Source data:
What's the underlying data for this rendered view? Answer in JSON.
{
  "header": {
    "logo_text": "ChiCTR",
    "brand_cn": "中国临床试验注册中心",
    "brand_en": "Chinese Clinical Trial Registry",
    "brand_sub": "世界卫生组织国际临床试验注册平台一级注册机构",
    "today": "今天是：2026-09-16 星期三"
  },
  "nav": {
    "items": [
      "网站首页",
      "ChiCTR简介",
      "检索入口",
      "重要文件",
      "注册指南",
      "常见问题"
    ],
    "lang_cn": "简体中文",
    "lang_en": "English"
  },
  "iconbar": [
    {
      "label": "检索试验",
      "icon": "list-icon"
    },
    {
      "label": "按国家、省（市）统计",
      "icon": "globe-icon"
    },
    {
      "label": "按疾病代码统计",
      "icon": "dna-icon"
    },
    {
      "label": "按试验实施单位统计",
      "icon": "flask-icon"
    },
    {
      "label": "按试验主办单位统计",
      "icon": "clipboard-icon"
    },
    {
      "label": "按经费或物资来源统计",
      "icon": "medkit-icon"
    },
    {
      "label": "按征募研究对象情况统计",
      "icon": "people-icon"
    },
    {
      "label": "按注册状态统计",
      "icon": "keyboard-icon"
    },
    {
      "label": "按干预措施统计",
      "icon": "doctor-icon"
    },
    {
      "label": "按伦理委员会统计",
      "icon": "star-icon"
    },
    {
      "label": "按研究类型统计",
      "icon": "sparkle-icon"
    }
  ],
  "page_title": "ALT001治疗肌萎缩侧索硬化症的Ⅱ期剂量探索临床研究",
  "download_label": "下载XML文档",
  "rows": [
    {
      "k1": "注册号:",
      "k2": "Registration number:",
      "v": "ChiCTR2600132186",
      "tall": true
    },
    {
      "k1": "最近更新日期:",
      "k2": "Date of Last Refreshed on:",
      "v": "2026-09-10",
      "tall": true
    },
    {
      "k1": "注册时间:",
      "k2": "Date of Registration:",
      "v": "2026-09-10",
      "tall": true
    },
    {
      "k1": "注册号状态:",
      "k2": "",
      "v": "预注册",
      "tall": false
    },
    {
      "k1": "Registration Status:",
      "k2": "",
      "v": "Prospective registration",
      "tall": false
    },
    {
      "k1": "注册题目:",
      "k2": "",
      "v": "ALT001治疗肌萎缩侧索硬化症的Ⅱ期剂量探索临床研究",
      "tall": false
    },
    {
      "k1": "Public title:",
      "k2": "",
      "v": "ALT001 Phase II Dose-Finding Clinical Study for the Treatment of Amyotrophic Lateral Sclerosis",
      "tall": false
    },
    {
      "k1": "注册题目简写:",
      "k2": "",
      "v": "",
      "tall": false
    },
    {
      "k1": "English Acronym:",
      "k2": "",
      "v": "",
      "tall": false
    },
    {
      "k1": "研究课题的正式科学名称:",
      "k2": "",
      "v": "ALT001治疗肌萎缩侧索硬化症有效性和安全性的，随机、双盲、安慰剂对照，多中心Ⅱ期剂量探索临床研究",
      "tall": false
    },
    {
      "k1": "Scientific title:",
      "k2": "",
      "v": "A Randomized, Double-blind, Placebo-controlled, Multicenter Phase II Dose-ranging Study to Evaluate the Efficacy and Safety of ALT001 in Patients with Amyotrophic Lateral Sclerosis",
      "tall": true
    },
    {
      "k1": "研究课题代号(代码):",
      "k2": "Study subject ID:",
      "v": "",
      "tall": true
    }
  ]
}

* Assigned task: Copy out each entry above with no deviation.

* Result for this task:
What's the underlying data for this rendered view? Answer in JSON.
{
  "header": {
    "logo_text": "ChiCTR",
    "brand_cn": "中国临床试验注册中心",
    "brand_en": "Chinese Clinical Trial Registry",
    "brand_sub": "世界卫生组织国际临床试验注册平台一级注册机构",
    "today": "今天是：2026-09-16 星期三"
  },
  "nav": {
    "items": [
      "网站首页",
      "ChiCTR简介",
      "检索入口",
      "重要文件",
      "注册指南",
      "常见问题"
    ],
    "lang_cn": "简体中文",
    "lang_en": "English"
  },
  "iconbar": [
    {
      "label": "检索试验",
      "icon": "list-icon"
    },
    {
      "label": "按国家、省（市）统计",
      "icon": "globe-icon"
    },
    {
      "label": "按疾病代码统计",
      "icon": "dna-icon"
    },
    {
      "label": "按试验实施单位统计",
      "icon": "flask-icon"
    },
    {
      "label": "按试验主办单位统计",
      "icon": "clipboard-icon"
    },
    {
      "label": "按经费或物资来源统计",
      "icon": "medkit-icon"
    },
    {
      "label": "按征募研究对象情况统计",
      "icon": "people-icon"
    },
    {
      "label": "按注册状态统计",
      "icon": "keyboard-icon"
    },
    {
      "label": "按干预措施统计",
      "icon": "doctor-icon"
    },
    {
      "label": "按伦理委员会统计",
      "icon": "star-icon"
    },
    {
      "label": "按研究类型统计",
      "icon": "sparkle-icon"
    }
  ],
  "page_title": "ALT001治疗肌萎缩侧索硬化症的Ⅱ期剂量探索临床研究",
  "download_label": "下载XML文档",
  "rows": [
    {
      "k1": "注册号:",
      "k2": "Registration number:",
      "v": "ChiCTR2600132186",
      "tall": true
    },
    {
      "k1": "最近更新日期:",
      "k2": "Date of Last Refreshed on:",
      "v": "2026-09-10",
      "tall": true
    },
    {
      "k1": "注册时间:",
      "k2": "Date of Registration:",
      "v": "2026-09-10",
      "tall": true
    },
    {
      "k1": "注册号状态:",
      "k2": "",
      "v": "预注册",
      "tall": false
    },
    {
      "k1": "Registration Status:",
      "k2": "",
      "v": "Prospective registration",
      "tall": false
    },
    {
      "k1": "注册题目:",
      "k2": "",
      "v": "ALT001治疗肌萎缩侧索硬化症的Ⅱ期剂量探索临床研究",
      "tall": false
    },
    {
      "k1": "Public title:",
      "k2": "",
      "v": "ALT001 Phase II Dose-Finding Clinical Study for the Treatment of Amyotrophic Lateral Sclerosis",
      "tall": false
    },
    {
      "k1": "注册题目简写:",
      "k2": "",
      "v": "",
      "tall": false
    },
    {
      "k1": "English Acronym:",
      "k2": "",
      "v": "",
      "tall": false
    },
    {
      "k1": "研究课题的正式科学名称:",
      "k2": "",
      "v": "ALT001治疗肌萎缩侧索硬化症有效性和安全性的，随机、双盲、安慰剂对照，多中心Ⅱ期剂量探索临床研究",
      "tall": false
    },
    {
      "k1": "Scientific title:",
      "k2": "",
      "v": "A Randomized, Double-blind, Placebo-controlled, Multicenter Phase II Dose-ranging Study to Evaluate the Efficacy and Safety of ALT001 in Patients with Amyotrophic Lateral Sclerosis",
      "tall": true
    },
    {
      "k1": "研究课题代号(代码):",
      "k2": "Study subject ID:",
      "v": "",
      "tall": true
    }
  ]
}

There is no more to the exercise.